## EXTRACTED INFORMATION
-- Start --
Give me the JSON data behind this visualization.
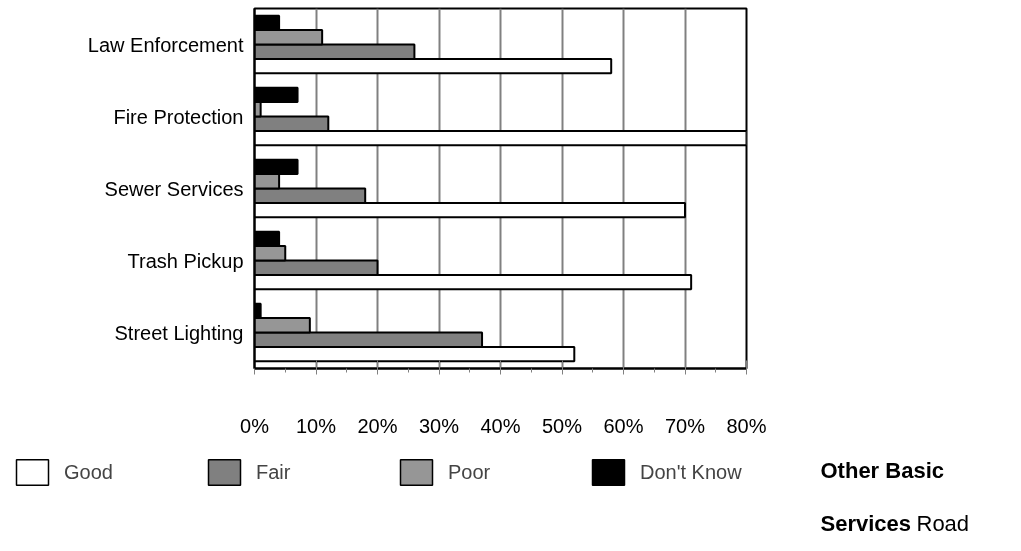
{
  "chart_data": {
    "type": "bar",
    "orientation": "horizontal",
    "categories": [
      "Law Enforcement",
      "Fire Protection",
      "Sewer Services",
      "Trash Pickup",
      "Street Lighting"
    ],
    "series": [
      {
        "name": "Good",
        "color": "#ffffff",
        "values": [
          58,
          80,
          70,
          71,
          52
        ]
      },
      {
        "name": "Fair",
        "color": "#808080",
        "values": [
          26,
          12,
          18,
          20,
          37
        ]
      },
      {
        "name": "Poor",
        "color": "#969696",
        "values": [
          11,
          1,
          4,
          5,
          9
        ]
      },
      {
        "name": "Don't Know",
        "color": "#000000",
        "values": [
          4,
          7,
          7,
          4,
          1
        ]
      }
    ],
    "xlim": [
      0,
      80
    ],
    "xticks": [
      {
        "value": 0,
        "label": "0%"
      },
      {
        "value": 10,
        "label": "10%"
      },
      {
        "value": 20,
        "label": "20%"
      },
      {
        "value": 30,
        "label": "30%"
      },
      {
        "value": 40,
        "label": "40%"
      },
      {
        "value": 50,
        "label": "50%"
      },
      {
        "value": 60,
        "label": "60%"
      },
      {
        "value": 70,
        "label": "70%"
      },
      {
        "value": 80,
        "label": "80%"
      }
    ],
    "grid": "x",
    "legend": "bottom",
    "annotations": [
      "Other Basic Services",
      "Road"
    ]
  }
}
-- End --
## AIM
Quote all of the entries word for word, omitting any pictures.

## RESULT FOR THIS EXERCISE
Give me the JSON data behind this visualization.
{
  "chart_data": {
    "type": "bar",
    "orientation": "horizontal",
    "categories": [
      "Law Enforcement",
      "Fire Protection",
      "Sewer Services",
      "Trash Pickup",
      "Street Lighting"
    ],
    "series": [
      {
        "name": "Good",
        "color": "#ffffff",
        "values": [
          58,
          80,
          70,
          71,
          52
        ]
      },
      {
        "name": "Fair",
        "color": "#808080",
        "values": [
          26,
          12,
          18,
          20,
          37
        ]
      },
      {
        "name": "Poor",
        "color": "#969696",
        "values": [
          11,
          1,
          4,
          5,
          9
        ]
      },
      {
        "name": "Don't Know",
        "color": "#000000",
        "values": [
          4,
          7,
          7,
          4,
          1
        ]
      }
    ],
    "xlim": [
      0,
      80
    ],
    "xticks": [
      {
        "value": 0,
        "label": "0%"
      },
      {
        "value": 10,
        "label": "10%"
      },
      {
        "value": 20,
        "label": "20%"
      },
      {
        "value": 30,
        "label": "30%"
      },
      {
        "value": 40,
        "label": "40%"
      },
      {
        "value": 50,
        "label": "50%"
      },
      {
        "value": 60,
        "label": "60%"
      },
      {
        "value": 70,
        "label": "70%"
      },
      {
        "value": 80,
        "label": "80%"
      }
    ],
    "grid": "x",
    "legend": "bottom",
    "annotations": [
      "Other Basic Services",
      "Road"
    ]
  }
}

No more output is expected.